### Task 1
In the abstract on birth defects after prenatal exposure to antiepileptic drugs, what prevents meaningful pooling of data from the studies?
### Task 2
Rewrite everything in the text on birth defects and antiepileptic drugs from "Clinical Pharmacology Unit, Department" down to "Nov;4(11):781-6. doi: 10.1016/S1474-4422(05)70224-6.", swapping "Pavia" for "Siena".

### Document extract
▼▼▼

Birth defects after prenatal exposure to antiepileptic drugs.

作者信息

Perucca Emilio

机构信息

Clinical Pharmacology Unit, Department of Internal Medicine and Therapeutics, University of Pavia, and Laboratories for Diagnostics and Applied Biological Research, Institute of Neurology, IRCCS C Mondino Foundation, Pavia, Italy.

出版信息

Lancet Neurol. 2005 Nov;4(11):781-6. doi: 10.1016/S1474-4422(05)70224-6.

Abstract

BACKGROUND

Exposure to antiepileptic drugs (AEDs) in the first trimester of pregnancy has been associated with an increased risk of major congenital anomalies (MCAs) in offspring. Most of the studies, however, have been fraught with methodological shortcomings, and differences in ascertainment methods and classifications prevent meaningful data pooling. Individual studies lacked the statistical power to assess comparative risks associated with specific AEDs.

▲▲▲

### Record extracts
▼▼▼

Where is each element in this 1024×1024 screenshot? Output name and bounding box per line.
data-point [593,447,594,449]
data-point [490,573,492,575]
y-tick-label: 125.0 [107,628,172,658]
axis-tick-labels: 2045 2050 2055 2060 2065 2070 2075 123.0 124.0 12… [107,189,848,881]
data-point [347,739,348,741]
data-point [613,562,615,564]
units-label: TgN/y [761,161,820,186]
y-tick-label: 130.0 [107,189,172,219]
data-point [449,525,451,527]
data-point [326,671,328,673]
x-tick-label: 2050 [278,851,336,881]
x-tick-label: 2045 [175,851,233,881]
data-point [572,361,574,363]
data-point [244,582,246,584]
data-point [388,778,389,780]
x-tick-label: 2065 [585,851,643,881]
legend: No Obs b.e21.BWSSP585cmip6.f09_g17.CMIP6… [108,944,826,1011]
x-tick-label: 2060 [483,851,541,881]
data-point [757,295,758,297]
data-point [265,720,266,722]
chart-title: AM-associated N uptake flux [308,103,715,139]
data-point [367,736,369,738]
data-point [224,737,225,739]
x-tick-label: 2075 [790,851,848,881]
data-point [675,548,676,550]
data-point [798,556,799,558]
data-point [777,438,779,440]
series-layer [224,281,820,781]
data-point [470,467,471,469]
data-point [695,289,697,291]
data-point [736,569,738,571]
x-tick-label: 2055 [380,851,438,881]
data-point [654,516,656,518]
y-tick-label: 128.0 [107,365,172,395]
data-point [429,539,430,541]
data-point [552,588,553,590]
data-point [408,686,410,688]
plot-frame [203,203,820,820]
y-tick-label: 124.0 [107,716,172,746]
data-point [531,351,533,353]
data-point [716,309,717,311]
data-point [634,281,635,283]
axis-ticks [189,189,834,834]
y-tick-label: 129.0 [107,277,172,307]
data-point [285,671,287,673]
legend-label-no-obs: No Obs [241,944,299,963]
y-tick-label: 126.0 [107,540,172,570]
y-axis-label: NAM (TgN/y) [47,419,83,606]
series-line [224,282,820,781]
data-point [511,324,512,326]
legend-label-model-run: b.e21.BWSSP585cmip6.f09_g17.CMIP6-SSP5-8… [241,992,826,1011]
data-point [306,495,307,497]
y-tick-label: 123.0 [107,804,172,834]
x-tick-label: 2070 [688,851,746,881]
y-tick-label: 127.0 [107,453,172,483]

▲▲▲

### Problem solution 1
Differences in ascertainment methods and classifications.

### Problem solution 2
Clinical Pharmacology Unit, Department of Internal Medicine and Therapeutics, University of Siena, and Laboratories for Diagnostics and Applied Biological Research, Institute of Neurology, IRCCS C Mondino Foundation, Siena, Italy.

出版信息

Lancet Neurol. 2005 Nov;4(11):781-6. doi: 10.1016/S1474-4422(05)70224-6.